Reproduce all the lines exactly as they stand, apart from the pictures.

**Stored data**
□ □ □ □ □ □ □
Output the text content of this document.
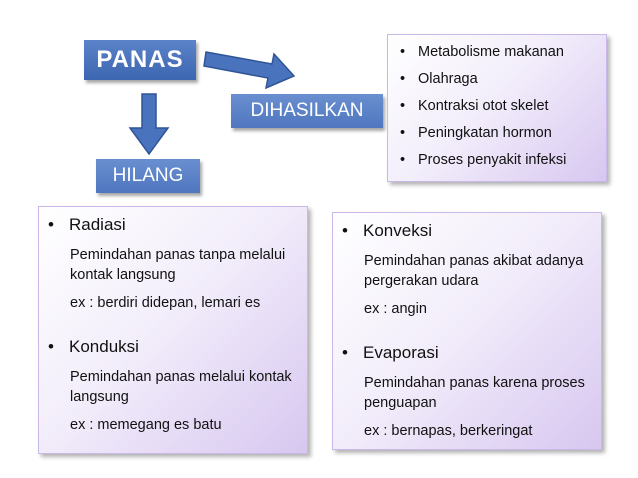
PANAS
DIHASILKAN
HILANG
• Metabolisme makanan
• Olahraga
• Kontraksi otot skelet
• Peningkatan hormon
• Proses penyakit infeksi
• Radiasi
Pemindahan panas tanpa melalui kontak langsung
ex : berdiri didepan, lemari es
• Konduksi
Pemindahan panas melalui kontak langsung
ex : memegang es batu
• Konveksi
Pemindahan panas akibat adanya pergerakan udara
ex : angin
• Evaporasi
Pemindahan panas karena proses penguapan
ex : bernapas, berkeringat
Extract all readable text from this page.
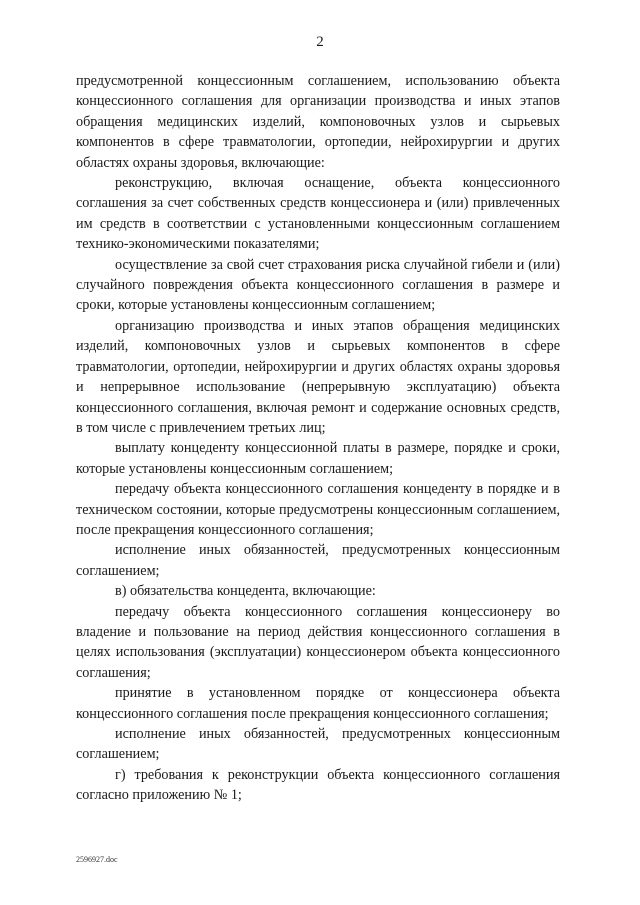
2

предусмотренной концессионным соглашением, использованию объекта концессионного соглашения для организации производства и иных этапов обращения медицинских изделий, компоновочных узлов и сырьевых компонентов в сфере травматологии, ортопедии, нейрохирургии и других областях охраны здоровья, включающие:

реконструкцию, включая оснащение, объекта концессионного соглашения за счет собственных средств концессионера и (или) привлеченных им средств в соответствии с установленными концессионным соглашением технико-экономическими показателями;

осуществление за свой счет страхования риска случайной гибели и (или) случайного повреждения объекта концессионного соглашения в размере и сроки, которые установлены концессионным соглашением;

организацию производства и иных этапов обращения медицинских изделий, компоновочных узлов и сырьевых компонентов в сфере травматологии, ортопедии, нейрохирургии и других областях охраны здоровья и непрерывное использование (непрерывную эксплуатацию) объекта концессионного соглашения, включая ремонт и содержание основных средств, в том числе с привлечением третьих лиц;

выплату концеденту концессионной платы в размере, порядке и сроки, которые установлены концессионным соглашением;

передачу объекта концессионного соглашения концеденту в порядке и в техническом состоянии, которые предусмотрены концессионным соглашением, после прекращения концессионного соглашения;

исполнение иных обязанностей, предусмотренных концессионным соглашением;

в) обязательства концедента, включающие:

передачу объекта концессионного соглашения концессионеру во владение и пользование на период действия концессионного соглашения в целях использования (эксплуатации) концессионером объекта концессионного соглашения;

принятие в установленном порядке от концессионера объекта концессионного соглашения после прекращения концессионного соглашения;

исполнение иных обязанностей, предусмотренных концессионным соглашением;

г) требования к реконструкции объекта концессионного соглашения согласно приложению № 1;

2596927.doc
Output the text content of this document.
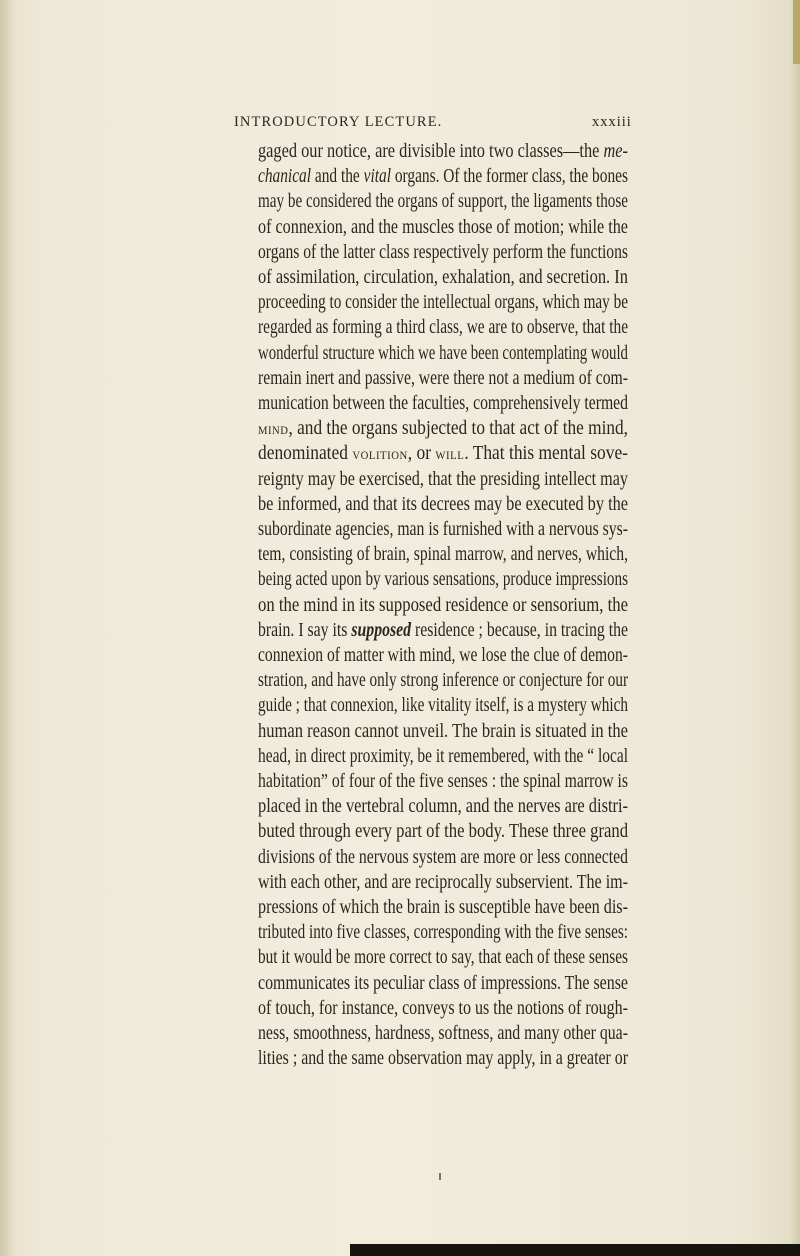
INTRODUCTORY LECTURE.	xxxiii
gaged our notice, are divisible into two classes—the me-
chanical and the vital organs. Of the former class, the bones
may be considered the organs of support, the ligaments those
of connexion, and the muscles those of motion; while the
organs of the latter class respectively perform the functions
of assimilation, circulation, exhalation, and secretion. In
proceeding to consider the intellectual organs, which may be
regarded as forming a third class, we are to observe, that the
wonderful structure which we have been contemplating would
remain inert and passive, were there not a medium of com-
munication between the faculties, comprehensively termed
mind, and the organs subjected to that act of the mind,
denominated volition, or will. That this mental sove-
reignty may be exercised, that the presiding intellect may
be informed, and that its decrees may be executed by the
subordinate agencies, man is furnished with a nervous sys-
tem, consisting of brain, spinal marrow, and nerves, which,
being acted upon by various sensations, produce impressions
on the mind in its supposed residence or sensorium, the
brain. I say its supposed residence ; because, in tracing the
connexion of matter with mind, we lose the clue of demon-
stration, and have only strong inference or conjecture for our
guide ; that connexion, like vitality itself, is a mystery which
human reason cannot unveil. The brain is situated in the
head, in direct proximity, be it remembered, with the “ local
habitation” of four of the five senses : the spinal marrow is
placed in the vertebral column, and the nerves are distri-
buted through every part of the body. These three grand
divisions of the nervous system are more or less connected
with each other, and are reciprocally subservient. The im-
pressions of which the brain is susceptible have been dis-
tributed into five classes, corresponding with the five senses:
but it would be more correct to say, that each of these senses
communicates its peculiar class of impressions. The sense
of touch, for instance, conveys to us the notions of rough-
ness, smoothness, hardness, softness, and many other qua-
lities ; and the same observation may apply, in a greater or
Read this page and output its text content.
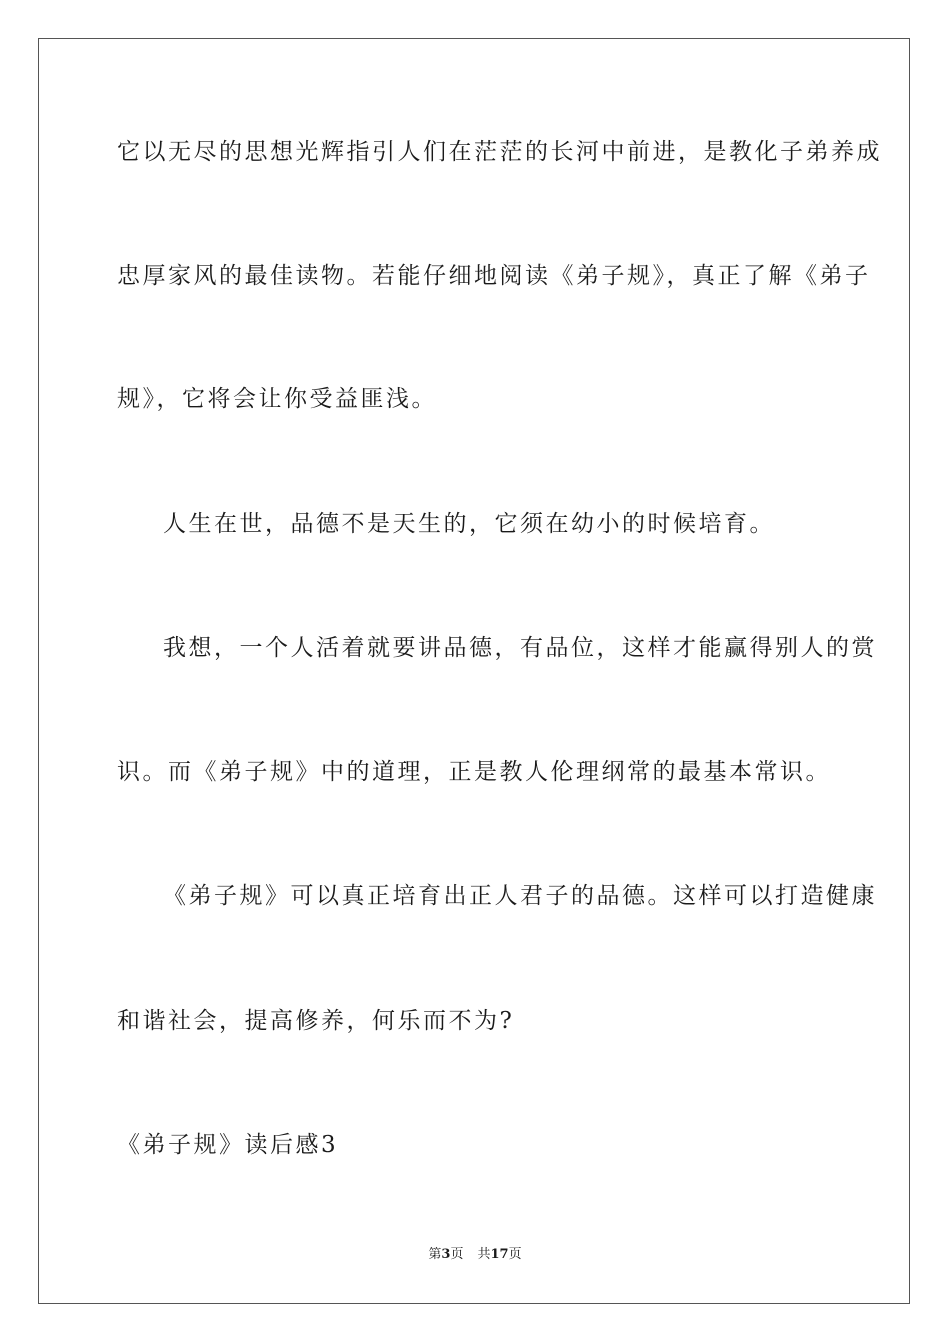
它以无尽的思想光辉指引人们在茫茫的长河中前进，是教化子弟养成
忠厚家风的最佳读物。若能仔细地阅读《弟子规》，真正了解《弟子
规》，它将会让你受益匪浅。
人生在世，品德不是天生的，它须在幼小的时候培育。
我想，一个人活着就要讲品德，有品位，这样才能赢得别人的赏
识。而《弟子规》中的道理，正是教人伦理纲常的最基本常识。
《弟子规》可以真正培育出正人君子的品德。这样可以打造健康
和谐社会，提高修养，何乐而不为?
《弟子规》读后感3
第3页 共17页
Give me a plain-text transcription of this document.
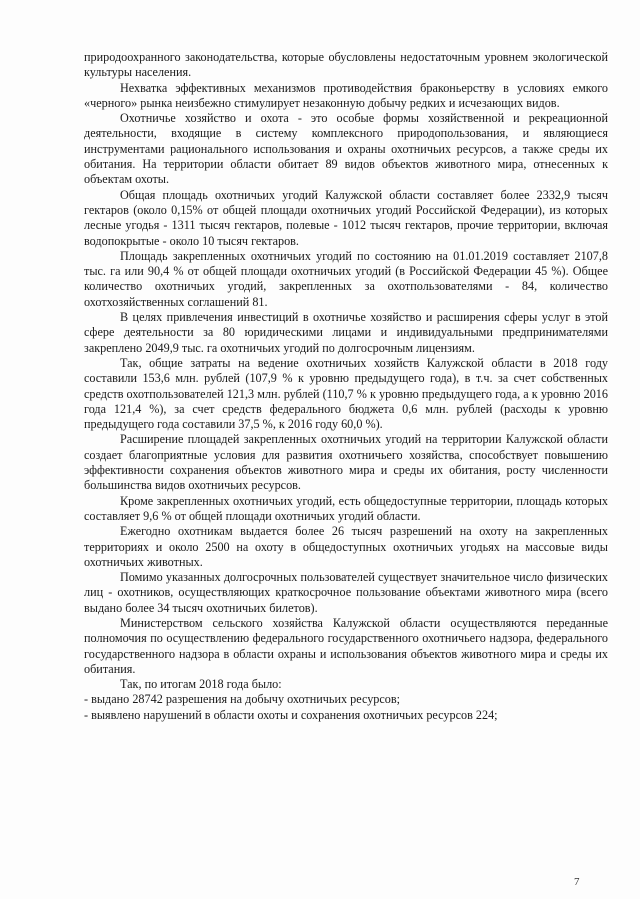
природоохранного законодательства, которые обусловлены недостаточным уровнем экологической культуры населения.

Нехватка эффективных механизмов противодействия браконьерству в условиях емкого «черного» рынка неизбежно стимулирует незаконную добычу редких и исчезающих видов.

Охотничье хозяйство и охота - это особые формы хозяйственной и рекреационной деятельности, входящие в систему комплексного природопользования, и являющиеся инструментами рационального использования и охраны охотничьих ресурсов, а также среды их обитания. На территории области обитает 89 видов объектов животного мира, отнесенных к объектам охоты.

Общая площадь охотничьих угодий Калужской области составляет более 2332,9 тысяч гектаров (около 0,15% от общей площади охотничьих угодий Российской Федерации), из которых лесные угодья - 1311 тысяч гектаров, полевые - 1012 тысяч гектаров, прочие территории, включая водопокрытые - около 10 тысяч гектаров.

Площадь закрепленных охотничьих угодий по состоянию на 01.01.2019 составляет 2107,8 тыс. га или 90,4 % от общей площади охотничьих угодий (в Российской Федерации 45 %). Общее количество охотничьих угодий, закрепленных за охотпользователями - 84, количество охотхозяйственных соглашений 81.

В целях привлечения инвестиций в охотничье хозяйство и расширения сферы услуг в этой сфере деятельности за 80 юридическими лицами и индивидуальными предпринимателями закреплено 2049,9 тыс. га охотничьих угодий по долгосрочным лицензиям.

Так, общие затраты на ведение охотничьих хозяйств Калужской области в 2018 году составили 153,6 млн. рублей (107,9 % к уровню предыдущего года), в т.ч. за счет собственных средств охотпользователей 121,3 млн. рублей (110,7 % к уровню предыдущего года, а к уровню 2016 года 121,4 %), за счет средств федерального бюджета 0,6 млн. рублей (расходы к уровню предыдущего года составили 37,5 %, к 2016 году 60,0 %).

Расширение площадей закрепленных охотничьих угодий на территории Калужской области создает благоприятные условия для развития охотничьего хозяйства, способствует повышению эффективности сохранения объектов животного мира и среды их обитания, росту численности большинства видов охотничьих ресурсов.

Кроме закрепленных охотничьих угодий, есть общедоступные территории, площадь которых составляет 9,6 % от общей площади охотничьих угодий области.

Ежегодно охотникам выдается более 26 тысяч разрешений на охоту на закрепленных территориях и около 2500 на охоту в общедоступных охотничьих угодьях на массовые виды охотничьих животных.

Помимо указанных долгосрочных пользователей существует значительное число физических лиц - охотников, осуществляющих краткосрочное пользование объектами животного мира (всего выдано более 34 тысяч охотничьих билетов).

Министерством сельского хозяйства Калужской области осуществляются переданные полномочия по осуществлению федерального государственного охотничьего надзора, федерального государственного надзора в области охраны и использования объектов животного мира и среды их обитания.

Так, по итогам 2018 года было:

- выдано 28742 разрешения на добычу охотничьих ресурсов;

- выявлено нарушений в области охоты и сохранения охотничьих ресурсов 224;

7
□ □ □ □ □ □ □
**Complete output**
Output the text content of this document.
PANAS
DIHASILKAN
HILANG
• Metabolisme makanan
• Olahraga
• Kontraksi otot skelet
• Peningkatan hormon
• Proses penyakit infeksi
• Radiasi
Pemindahan panas tanpa melalui kontak langsung
ex : berdiri didepan, lemari es
• Konduksi
Pemindahan panas melalui kontak langsung
ex : memegang es batu
• Konveksi
Pemindahan panas akibat adanya pergerakan udara
ex : angin
• Evaporasi
Pemindahan panas karena proses penguapan
ex : bernapas, berkeringat
Extract all readable text from this page.
2

предусмотренной концессионным соглашением, использованию объекта концессионного соглашения для организации производства и иных этапов обращения медицинских изделий, компоновочных узлов и сырьевых компонентов в сфере травматологии, ортопедии, нейрохирургии и других областях охраны здоровья, включающие:

реконструкцию, включая оснащение, объекта концессионного соглашения за счет собственных средств концессионера и (или) привлеченных им средств в соответствии с установленными концессионным соглашением технико-экономическими показателями;

осуществление за свой счет страхования риска случайной гибели и (или) случайного повреждения объекта концессионного соглашения в размере и сроки, которые установлены концессионным соглашением;

организацию производства и иных этапов обращения медицинских изделий, компоновочных узлов и сырьевых компонентов в сфере травматологии, ортопедии, нейрохирургии и других областях охраны здоровья и непрерывное использование (непрерывную эксплуатацию) объекта концессионного соглашения, включая ремонт и содержание основных средств, в том числе с привлечением третьих лиц;

выплату концеденту концессионной платы в размере, порядке и сроки, которые установлены концессионным соглашением;

передачу объекта концессионного соглашения концеденту в порядке и в техническом состоянии, которые предусмотрены концессионным соглашением, после прекращения концессионного соглашения;

исполнение иных обязанностей, предусмотренных концессионным соглашением;

в) обязательства концедента, включающие:

передачу объекта концессионного соглашения концессионеру во владение и пользование на период действия концессионного соглашения в целях использования (эксплуатации) концессионером объекта концессионного соглашения;

принятие в установленном порядке от концессионера объекта концессионного соглашения после прекращения концессионного соглашения;

исполнение иных обязанностей, предусмотренных концессионным соглашением;

г) требования к реконструкции объекта концессионного соглашения согласно приложению № 1;

2596927.doc
Output the text content of this document.
INTRODUCTORY LECTURE.	xxxiii
gaged our notice, are divisible into two classes—the me-
chanical and the vital organs. Of the former class, the bones
may be considered the organs of support, the ligaments those
of connexion, and the muscles those of motion; while the
organs of the latter class respectively perform the functions
of assimilation, circulation, exhalation, and secretion. In
proceeding to consider the intellectual organs, which may be
regarded as forming a third class, we are to observe, that the
wonderful structure which we have been contemplating would
remain inert and passive, were there not a medium of com-
munication between the faculties, comprehensively termed
mind, and the organs subjected to that act of the mind,
denominated volition, or will. That this mental sove-
reignty may be exercised, that the presiding intellect may
be informed, and that its decrees may be executed by the
subordinate agencies, man is furnished with a nervous sys-
tem, consisting of brain, spinal marrow, and nerves, which,
being acted upon by various sensations, produce impressions
on the mind in its supposed residence or sensorium, the
brain. I say its supposed residence ; because, in tracing the
connexion of matter with mind, we lose the clue of demon-
stration, and have only strong inference or conjecture for our
guide ; that connexion, like vitality itself, is a mystery which
human reason cannot unveil. The brain is situated in the
head, in direct proximity, be it remembered, with the “ local
habitation” of four of the five senses : the spinal marrow is
placed in the vertebral column, and the nerves are distri-
buted through every part of the body. These three grand
divisions of the nervous system are more or less connected
with each other, and are reciprocally subservient. The im-
pressions of which the brain is susceptible have been dis-
tributed into five classes, corresponding with the five senses:
but it would be more correct to say, that each of these senses
communicates its peculiar class of impressions. The sense
of touch, for instance, conveys to us the notions of rough-
ness, smoothness, hardness, softness, and many other qua-
lities ; and the same observation may apply, in a greater or
Read this page and output its text content.
它以无尽的思想光辉指引人们在茫茫的长河中前进，是教化子弟养成
忠厚家风的最佳读物。若能仔细地阅读《弟子规》，真正了解《弟子
规》，它将会让你受益匪浅。
人生在世，品德不是天生的，它须在幼小的时候培育。
我想，一个人活着就要讲品德，有品位，这样才能赢得别人的赏
识。而《弟子规》中的道理，正是教人伦理纲常的最基本常识。
《弟子规》可以真正培育出正人君子的品德。这样可以打造健康
和谐社会，提高修养，何乐而不为?
《弟子规》读后感3
第3页 共17页
Give me a plain-text transcription of this document.
природоохранного законодательства, которые обусловлены недостаточным уровнем экологической культуры населения.

Нехватка эффективных механизмов противодействия браконьерству в условиях емкого «черного» рынка неизбежно стимулирует незаконную добычу редких и исчезающих видов.

Охотничье хозяйство и охота - это особые формы хозяйственной и рекреационной деятельности, входящие в систему комплексного природопользования, и являющиеся инструментами рационального использования и охраны охотничьих ресурсов, а также среды их обитания. На территории области обитает 89 видов объектов животного мира, отнесенных к объектам охоты.

Общая площадь охотничьих угодий Калужской области составляет более 2332,9 тысяч гектаров (около 0,15% от общей площади охотничьих угодий Российской Федерации), из которых лесные угодья - 1311 тысяч гектаров, полевые - 1012 тысяч гектаров, прочие территории, включая водопокрытые - около 10 тысяч гектаров.

Площадь закрепленных охотничьих угодий по состоянию на 01.01.2019 составляет 2107,8 тыс. га или 90,4 % от общей площади охотничьих угодий (в Российской Федерации 45 %). Общее количество охотничьих угодий, закрепленных за охотпользователями - 84, количество охотхозяйственных соглашений 81.

В целях привлечения инвестиций в охотничье хозяйство и расширения сферы услуг в этой сфере деятельности за 80 юридическими лицами и индивидуальными предпринимателями закреплено 2049,9 тыс. га охотничьих угодий по долгосрочным лицензиям.

Так, общие затраты на ведение охотничьих хозяйств Калужской области в 2018 году составили 153,6 млн. рублей (107,9 % к уровню предыдущего года), в т.ч. за счет собственных средств охотпользователей 121,3 млн. рублей (110,7 % к уровню предыдущего года, а к уровню 2016 года 121,4 %), за счет средств федерального бюджета 0,6 млн. рублей (расходы к уровню предыдущего года составили 37,5 %, к 2016 году 60,0 %).

Расширение площадей закрепленных охотничьих угодий на территории Калужской области создает благоприятные условия для развития охотничьего хозяйства, способствует повышению эффективности сохранения объектов животного мира и среды их обитания, росту численности большинства видов охотничьих ресурсов.

Кроме закрепленных охотничьих угодий, есть общедоступные территории, площадь которых составляет 9,6 % от общей площади охотничьих угодий области.

Ежегодно охотникам выдается более 26 тысяч разрешений на охоту на закрепленных территориях и около 2500 на охоту в общедоступных охотничьих угодьях на массовые виды охотничьих животных.

Помимо указанных долгосрочных пользователей существует значительное число физических лиц - охотников, осуществляющих краткосрочное пользование объектами животного мира (всего выдано более 34 тысяч охотничьих билетов).

Министерством сельского хозяйства Калужской области осуществляются переданные полномочия по осуществлению федерального государственного охотничьего надзора, федерального государственного надзора в области охраны и использования объектов животного мира и среды их обитания.

Так, по итогам 2018 года было:

- выдано 28742 разрешения на добычу охотничьих ресурсов;

- выявлено нарушений в области охоты и сохранения охотничьих ресурсов 224;

7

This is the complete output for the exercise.